→ **Short exercise**: Output all entries verbatim. Skip pictures.

→ **The input**:

** Start **

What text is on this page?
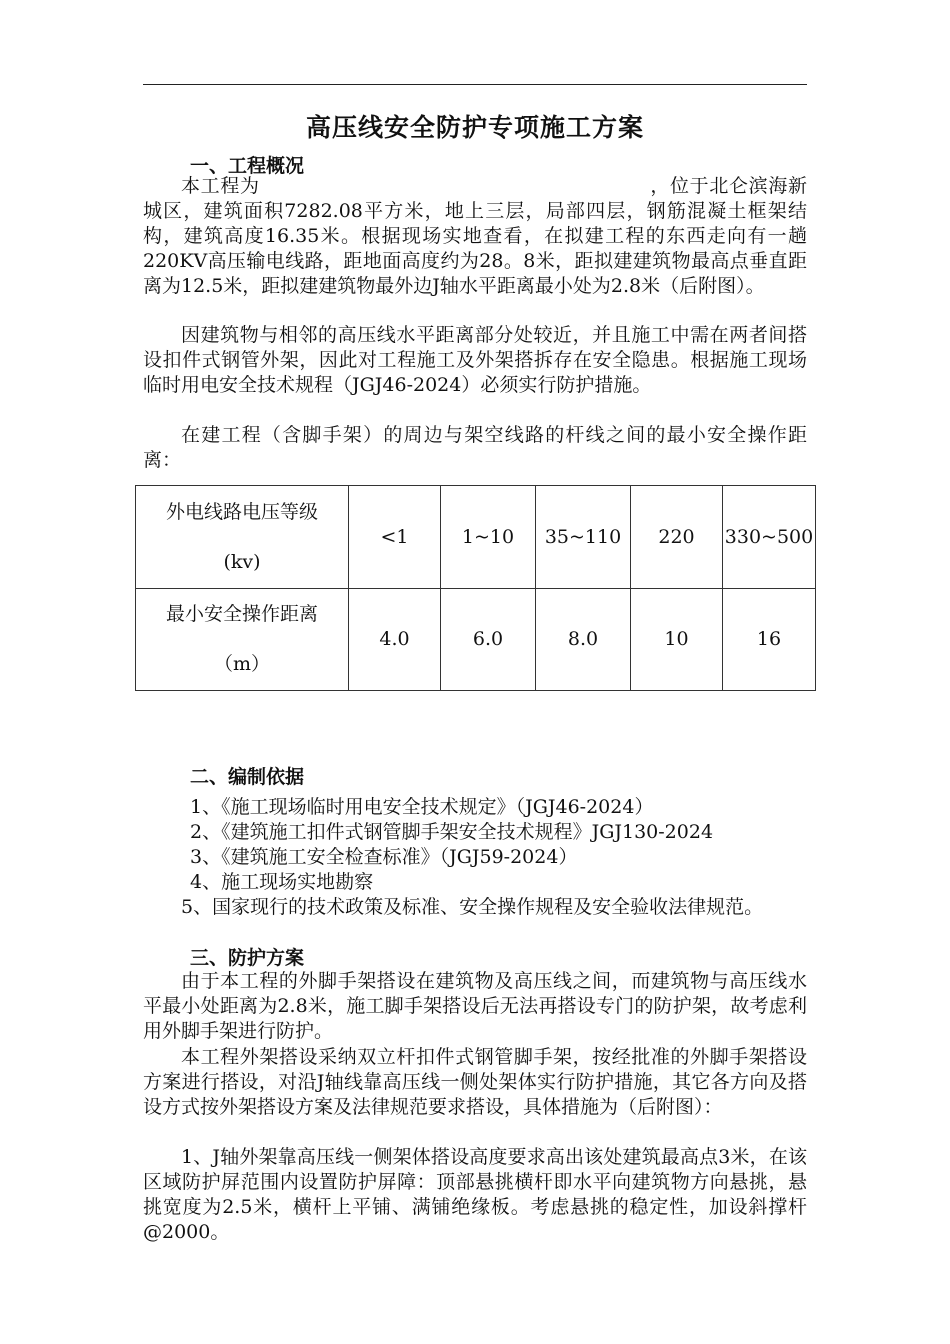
高压线安全防护专项施工方案
一、工程概况

本工程为	，位于北仑滨海新城区，建筑面积7282.08平方米，地上三层，局部四层，钢筋混凝土框架结构，建筑高度16.35米。根据现场实地查看，在拟建工程的东西走向有一趟220KV高压输电线路，距地面高度约为28。8米，距拟建建筑物最高点垂直距离为12.5米，距拟建建筑物最外边J轴水平距离最小处为2.8米（后附图）。

因建筑物与相邻的高压线水平距离部分处较近，并且施工中需在两者间搭设扣件式钢管外架，因此对工程施工及外架搭拆存在安全隐患。根据施工现场临时用电安全技术规程（JGJ46-2024）必须实行防护措施。

在建工程（含脚手架）的周边与架空线路的杆线之间的最小安全操作距离：

外电线路电压等级
(kv)	<1	1~10	35~110	220	330~500

最小安全操作距离
（m）	4.0	6.0	8.0	10	16
二、编制依据

1、《施工现场临时用电安全技术规定》（JGJ46-2024）

2、《建筑施工扣件式钢管脚手架安全技术规程》JGJ130-2024

3、《建筑施工安全检查标准》（JGJ59-2024）

4、施工现场实地勘察

5、国家现行的技术政策及标准、安全操作规程及安全验收法律规范。

三、防护方案

由于本工程的外脚手架搭设在建筑物及高压线之间，而建筑物与高压线水平最小处距离为2.8米，施工脚手架搭设后无法再搭设专门的防护架，故考虑利用外脚手架进行防护。

本工程外架搭设采纳双立杆扣件式钢管脚手架，按经批准的外脚手架搭设方案进行搭设，对沿J轴线靠高压线一侧处架体实行防护措施，其它各方向及搭设方式按外架搭设方案及法律规范要求搭设，具体措施为（后附图）：

1、J轴外架靠高压线一侧架体搭设高度要求高出该处建筑最高点3米，在该区域防护屏范围内设置防护屏障：顶部悬挑横杆即水平向建筑物方向悬挑，悬挑宽度为2.5米，横杆上平铺、满铺绝缘板。考虑悬挑的稳定性，加设斜撑杆@2000。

** End **

→ **Written response**:
What text is on this page?
高压线安全防护专项施工方案
一、工程概况

本工程为	，位于北仑滨海新城区，建筑面积7282.08平方米，地上三层，局部四层，钢筋混凝土框架结构，建筑高度16.35米。根据现场实地查看，在拟建工程的东西走向有一趟220KV高压输电线路，距地面高度约为28。8米，距拟建建筑物最高点垂直距离为12.5米，距拟建建筑物最外边J轴水平距离最小处为2.8米（后附图）。

因建筑物与相邻的高压线水平距离部分处较近，并且施工中需在两者间搭设扣件式钢管外架，因此对工程施工及外架搭拆存在安全隐患。根据施工现场临时用电安全技术规程（JGJ46-2024）必须实行防护措施。

在建工程（含脚手架）的周边与架空线路的杆线之间的最小安全操作距离：

外电线路电压等级
(kv)	<1	1~10	35~110	220	330~500

最小安全操作距离
（m）	4.0	6.0	8.0	10	16
二、编制依据

1、《施工现场临时用电安全技术规定》（JGJ46-2024）

2、《建筑施工扣件式钢管脚手架安全技术规程》JGJ130-2024

3、《建筑施工安全检查标准》（JGJ59-2024）

4、施工现场实地勘察

5、国家现行的技术政策及标准、安全操作规程及安全验收法律规范。

三、防护方案

由于本工程的外脚手架搭设在建筑物及高压线之间，而建筑物与高压线水平最小处距离为2.8米，施工脚手架搭设后无法再搭设专门的防护架，故考虑利用外脚手架进行防护。

本工程外架搭设采纳双立杆扣件式钢管脚手架，按经批准的外脚手架搭设方案进行搭设，对沿J轴线靠高压线一侧处架体实行防护措施，其它各方向及搭设方式按外架搭设方案及法律规范要求搭设，具体措施为（后附图）：

1、J轴外架靠高压线一侧架体搭设高度要求高出该处建筑最高点3米，在该区域防护屏范围内设置防护屏障：顶部悬挑横杆即水平向建筑物方向悬挑，悬挑宽度为2.5米，横杆上平铺、满铺绝缘板。考虑悬挑的稳定性，加设斜撑杆@2000。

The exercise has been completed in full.